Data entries

+--

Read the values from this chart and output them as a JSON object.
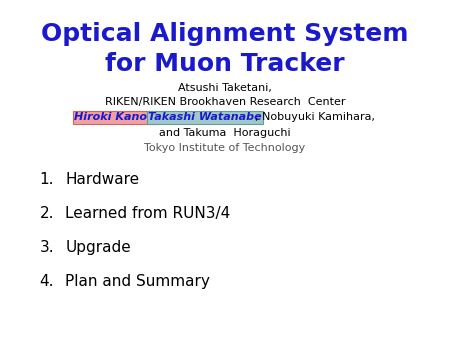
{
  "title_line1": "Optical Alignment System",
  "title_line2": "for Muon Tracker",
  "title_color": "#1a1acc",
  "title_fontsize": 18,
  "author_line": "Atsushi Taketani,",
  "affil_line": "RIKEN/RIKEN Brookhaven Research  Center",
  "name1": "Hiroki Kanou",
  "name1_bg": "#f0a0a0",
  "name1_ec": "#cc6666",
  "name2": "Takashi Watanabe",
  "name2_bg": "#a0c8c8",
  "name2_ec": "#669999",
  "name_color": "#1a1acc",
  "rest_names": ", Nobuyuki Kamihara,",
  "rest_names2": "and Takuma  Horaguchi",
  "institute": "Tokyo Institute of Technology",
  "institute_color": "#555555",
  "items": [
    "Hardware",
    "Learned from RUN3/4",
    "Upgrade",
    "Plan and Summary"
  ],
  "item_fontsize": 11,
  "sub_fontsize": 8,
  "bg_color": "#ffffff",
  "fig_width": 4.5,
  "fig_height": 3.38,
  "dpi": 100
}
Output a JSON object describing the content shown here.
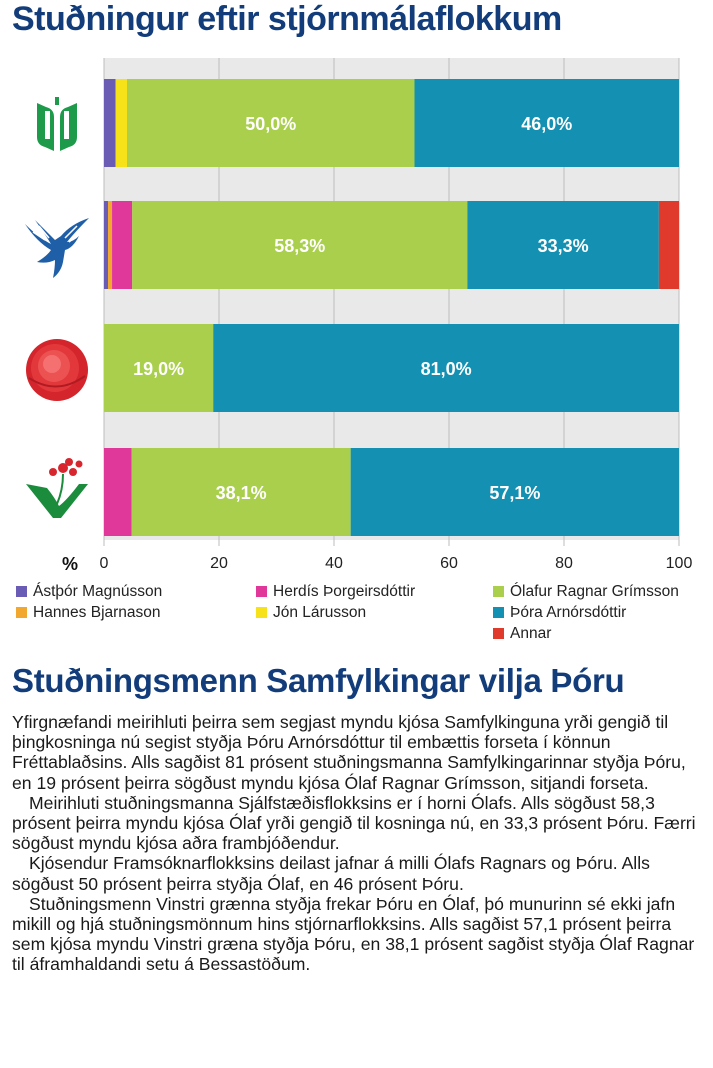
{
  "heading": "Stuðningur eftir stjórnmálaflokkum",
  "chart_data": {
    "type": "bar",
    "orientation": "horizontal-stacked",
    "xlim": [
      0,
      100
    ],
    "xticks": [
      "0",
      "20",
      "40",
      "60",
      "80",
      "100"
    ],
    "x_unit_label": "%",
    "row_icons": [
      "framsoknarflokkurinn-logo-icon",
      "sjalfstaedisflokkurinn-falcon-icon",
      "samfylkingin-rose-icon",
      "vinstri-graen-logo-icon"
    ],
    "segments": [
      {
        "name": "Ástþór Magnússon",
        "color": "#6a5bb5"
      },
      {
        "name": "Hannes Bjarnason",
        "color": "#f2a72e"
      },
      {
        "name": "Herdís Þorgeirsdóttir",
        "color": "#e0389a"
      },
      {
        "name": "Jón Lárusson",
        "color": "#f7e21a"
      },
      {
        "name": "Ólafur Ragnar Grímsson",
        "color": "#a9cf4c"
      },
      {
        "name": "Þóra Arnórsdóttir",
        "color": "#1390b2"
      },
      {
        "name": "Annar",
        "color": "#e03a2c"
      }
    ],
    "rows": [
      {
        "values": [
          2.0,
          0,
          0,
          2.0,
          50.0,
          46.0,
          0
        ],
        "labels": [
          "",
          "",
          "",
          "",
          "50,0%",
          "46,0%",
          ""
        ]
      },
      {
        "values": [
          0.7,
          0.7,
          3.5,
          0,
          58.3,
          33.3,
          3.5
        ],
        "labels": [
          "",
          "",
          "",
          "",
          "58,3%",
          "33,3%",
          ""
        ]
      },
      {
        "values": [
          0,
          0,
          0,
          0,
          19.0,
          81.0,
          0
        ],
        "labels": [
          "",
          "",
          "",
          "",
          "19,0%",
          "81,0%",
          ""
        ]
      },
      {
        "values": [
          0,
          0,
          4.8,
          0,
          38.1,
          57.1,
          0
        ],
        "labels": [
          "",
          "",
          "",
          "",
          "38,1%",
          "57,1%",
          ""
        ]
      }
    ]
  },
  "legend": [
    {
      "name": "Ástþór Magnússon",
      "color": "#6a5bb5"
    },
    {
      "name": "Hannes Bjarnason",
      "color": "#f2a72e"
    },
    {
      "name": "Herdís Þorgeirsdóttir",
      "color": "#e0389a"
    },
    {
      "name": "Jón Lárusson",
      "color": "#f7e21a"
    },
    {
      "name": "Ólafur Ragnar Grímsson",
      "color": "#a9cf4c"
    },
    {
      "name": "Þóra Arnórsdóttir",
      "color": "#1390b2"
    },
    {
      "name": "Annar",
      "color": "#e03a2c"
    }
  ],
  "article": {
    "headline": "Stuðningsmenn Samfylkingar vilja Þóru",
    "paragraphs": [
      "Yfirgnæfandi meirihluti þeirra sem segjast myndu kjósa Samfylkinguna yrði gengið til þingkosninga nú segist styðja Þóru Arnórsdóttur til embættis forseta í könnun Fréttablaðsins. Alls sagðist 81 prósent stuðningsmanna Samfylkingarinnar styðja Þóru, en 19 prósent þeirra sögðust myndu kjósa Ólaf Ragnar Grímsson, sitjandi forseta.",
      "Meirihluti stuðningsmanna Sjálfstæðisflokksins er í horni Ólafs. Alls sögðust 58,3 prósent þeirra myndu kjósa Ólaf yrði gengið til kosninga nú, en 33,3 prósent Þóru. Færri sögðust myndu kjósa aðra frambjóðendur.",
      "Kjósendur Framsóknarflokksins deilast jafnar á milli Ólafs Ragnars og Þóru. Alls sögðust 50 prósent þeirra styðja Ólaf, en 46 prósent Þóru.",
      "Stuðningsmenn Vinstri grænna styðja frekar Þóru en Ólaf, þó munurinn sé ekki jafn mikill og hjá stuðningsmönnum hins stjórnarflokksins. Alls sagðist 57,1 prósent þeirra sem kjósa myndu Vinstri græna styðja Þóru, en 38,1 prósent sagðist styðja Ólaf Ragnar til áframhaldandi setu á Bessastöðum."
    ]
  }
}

+--

▶ **CHALLENGE**
Locate and copy each line in the data above that includes the word "gengið".

▶ **CORRECT RESPONSE**
      "Yfirgnæfandi meirihluti þeirra sem segjast myndu kjósa Samfylkinguna yrði gengið til þingkosninga nú segist styðja Þóru Arnórsdóttur til embættis forseta í könnun Fréttablaðsins. Alls sagðist 81 prósent stuðningsmanna Samfylkingarinnar styðja Þóru, en 19 prósent þeirra sögðust myndu kjósa Ólaf Ragnar Grímsson, sitjandi forseta.",
      "Meirihluti stuðningsmanna Sjálfstæðisflokksins er í horni Ólafs. Alls sögðust 58,3 prósent þeirra myndu kjósa Ólaf yrði gengið til kosninga nú, en 33,3 prósent Þóru. Færri sögðust myndu kjósa aðra frambjóðendur.",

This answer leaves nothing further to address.